--- Begin Data entries ---
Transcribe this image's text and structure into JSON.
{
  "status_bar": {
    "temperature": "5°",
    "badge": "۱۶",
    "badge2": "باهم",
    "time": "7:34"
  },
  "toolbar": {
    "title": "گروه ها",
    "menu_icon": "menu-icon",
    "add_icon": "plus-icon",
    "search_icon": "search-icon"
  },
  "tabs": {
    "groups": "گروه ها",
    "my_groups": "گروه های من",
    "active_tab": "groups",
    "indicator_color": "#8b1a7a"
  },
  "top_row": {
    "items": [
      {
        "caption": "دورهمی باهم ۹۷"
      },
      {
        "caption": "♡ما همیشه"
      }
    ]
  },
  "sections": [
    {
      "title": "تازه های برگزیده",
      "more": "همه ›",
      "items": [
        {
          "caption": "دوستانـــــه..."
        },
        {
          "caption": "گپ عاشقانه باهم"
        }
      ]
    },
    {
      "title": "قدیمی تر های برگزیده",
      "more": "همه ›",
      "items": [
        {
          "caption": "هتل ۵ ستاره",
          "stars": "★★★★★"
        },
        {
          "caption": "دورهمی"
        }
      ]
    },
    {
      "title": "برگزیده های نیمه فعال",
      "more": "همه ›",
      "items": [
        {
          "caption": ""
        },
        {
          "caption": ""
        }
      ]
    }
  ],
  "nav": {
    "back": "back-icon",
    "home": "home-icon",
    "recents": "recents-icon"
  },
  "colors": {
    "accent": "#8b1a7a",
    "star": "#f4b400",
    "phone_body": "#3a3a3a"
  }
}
--- End Data entries ---
→ Directions for this task: Go through the records above and set each one down exactly, please.

→ Exercise solution:
Transcribe this image's text and structure into JSON.
{
  "status_bar": {
    "temperature": "5°",
    "badge": "۱۶",
    "badge2": "باهم",
    "time": "7:34"
  },
  "toolbar": {
    "title": "گروه ها",
    "menu_icon": "menu-icon",
    "add_icon": "plus-icon",
    "search_icon": "search-icon"
  },
  "tabs": {
    "groups": "گروه ها",
    "my_groups": "گروه های من",
    "active_tab": "groups",
    "indicator_color": "#8b1a7a"
  },
  "top_row": {
    "items": [
      {
        "caption": "دورهمی باهم ۹۷"
      },
      {
        "caption": "♡ما همیشه"
      }
    ]
  },
  "sections": [
    {
      "title": "تازه های برگزیده",
      "more": "همه ›",
      "items": [
        {
          "caption": "دوستانـــــه..."
        },
        {
          "caption": "گپ عاشقانه باهم"
        }
      ]
    },
    {
      "title": "قدیمی تر های برگزیده",
      "more": "همه ›",
      "items": [
        {
          "caption": "هتل ۵ ستاره",
          "stars": "★★★★★"
        },
        {
          "caption": "دورهمی"
        }
      ]
    },
    {
      "title": "برگزیده های نیمه فعال",
      "more": "همه ›",
      "items": [
        {
          "caption": ""
        },
        {
          "caption": ""
        }
      ]
    }
  ],
  "nav": {
    "back": "back-icon",
    "home": "home-icon",
    "recents": "recents-icon"
  },
  "colors": {
    "accent": "#8b1a7a",
    "star": "#f4b400",
    "phone_body": "#3a3a3a"
  }
}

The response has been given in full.